[START OF Records to process]

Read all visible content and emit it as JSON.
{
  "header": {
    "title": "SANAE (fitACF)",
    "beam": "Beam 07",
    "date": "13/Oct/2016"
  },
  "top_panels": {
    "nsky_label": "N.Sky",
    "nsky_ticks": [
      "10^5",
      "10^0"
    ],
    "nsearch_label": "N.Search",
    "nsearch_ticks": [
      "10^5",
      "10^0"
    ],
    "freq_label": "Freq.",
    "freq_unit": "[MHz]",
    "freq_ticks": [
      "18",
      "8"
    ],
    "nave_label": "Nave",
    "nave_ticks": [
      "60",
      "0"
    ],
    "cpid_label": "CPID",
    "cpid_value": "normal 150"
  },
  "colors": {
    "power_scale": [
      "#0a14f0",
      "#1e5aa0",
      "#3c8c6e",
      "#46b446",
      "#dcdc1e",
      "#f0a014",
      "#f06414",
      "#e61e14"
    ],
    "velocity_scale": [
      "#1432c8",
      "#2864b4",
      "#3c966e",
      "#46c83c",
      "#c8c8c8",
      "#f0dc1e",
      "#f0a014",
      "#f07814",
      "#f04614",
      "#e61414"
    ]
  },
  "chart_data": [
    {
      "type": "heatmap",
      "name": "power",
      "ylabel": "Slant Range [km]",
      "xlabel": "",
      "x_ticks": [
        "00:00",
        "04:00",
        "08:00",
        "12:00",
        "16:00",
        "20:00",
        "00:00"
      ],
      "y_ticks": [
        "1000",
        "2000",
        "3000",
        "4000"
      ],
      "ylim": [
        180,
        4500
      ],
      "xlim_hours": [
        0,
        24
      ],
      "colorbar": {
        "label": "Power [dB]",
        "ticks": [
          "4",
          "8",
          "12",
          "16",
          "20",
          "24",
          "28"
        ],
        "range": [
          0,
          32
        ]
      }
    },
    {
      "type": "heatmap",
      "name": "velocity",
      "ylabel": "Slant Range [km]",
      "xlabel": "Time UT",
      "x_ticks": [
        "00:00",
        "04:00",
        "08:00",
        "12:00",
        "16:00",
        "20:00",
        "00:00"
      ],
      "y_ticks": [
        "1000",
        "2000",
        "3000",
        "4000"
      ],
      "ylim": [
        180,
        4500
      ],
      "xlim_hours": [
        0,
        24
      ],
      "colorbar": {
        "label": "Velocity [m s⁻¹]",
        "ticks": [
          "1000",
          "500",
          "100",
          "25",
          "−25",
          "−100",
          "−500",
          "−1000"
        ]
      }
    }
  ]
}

[END OF Records to process]

Copy every record exactly, with nothing added or dropped.

Read all visible content and emit it as JSON.
{
  "header": {
    "title": "SANAE (fitACF)",
    "beam": "Beam 07",
    "date": "13/Oct/2016"
  },
  "top_panels": {
    "nsky_label": "N.Sky",
    "nsky_ticks": [
      "10^5",
      "10^0"
    ],
    "nsearch_label": "N.Search",
    "nsearch_ticks": [
      "10^5",
      "10^0"
    ],
    "freq_label": "Freq.",
    "freq_unit": "[MHz]",
    "freq_ticks": [
      "18",
      "8"
    ],
    "nave_label": "Nave",
    "nave_ticks": [
      "60",
      "0"
    ],
    "cpid_label": "CPID",
    "cpid_value": "normal 150"
  },
  "colors": {
    "power_scale": [
      "#0a14f0",
      "#1e5aa0",
      "#3c8c6e",
      "#46b446",
      "#dcdc1e",
      "#f0a014",
      "#f06414",
      "#e61e14"
    ],
    "velocity_scale": [
      "#1432c8",
      "#2864b4",
      "#3c966e",
      "#46c83c",
      "#c8c8c8",
      "#f0dc1e",
      "#f0a014",
      "#f07814",
      "#f04614",
      "#e61414"
    ]
  },
  "chart_data": [
    {
      "type": "heatmap",
      "name": "power",
      "ylabel": "Slant Range [km]",
      "xlabel": "",
      "x_ticks": [
        "00:00",
        "04:00",
        "08:00",
        "12:00",
        "16:00",
        "20:00",
        "00:00"
      ],
      "y_ticks": [
        "1000",
        "2000",
        "3000",
        "4000"
      ],
      "ylim": [
        180,
        4500
      ],
      "xlim_hours": [
        0,
        24
      ],
      "colorbar": {
        "label": "Power [dB]",
        "ticks": [
          "4",
          "8",
          "12",
          "16",
          "20",
          "24",
          "28"
        ],
        "range": [
          0,
          32
        ]
      }
    },
    {
      "type": "heatmap",
      "name": "velocity",
      "ylabel": "Slant Range [km]",
      "xlabel": "Time UT",
      "x_ticks": [
        "00:00",
        "04:00",
        "08:00",
        "12:00",
        "16:00",
        "20:00",
        "00:00"
      ],
      "y_ticks": [
        "1000",
        "2000",
        "3000",
        "4000"
      ],
      "ylim": [
        180,
        4500
      ],
      "xlim_hours": [
        0,
        24
      ],
      "colorbar": {
        "label": "Velocity [m s⁻¹]",
        "ticks": [
          "1000",
          "500",
          "100",
          "25",
          "−25",
          "−100",
          "−500",
          "−1000"
        ]
      }
    }
  ]
}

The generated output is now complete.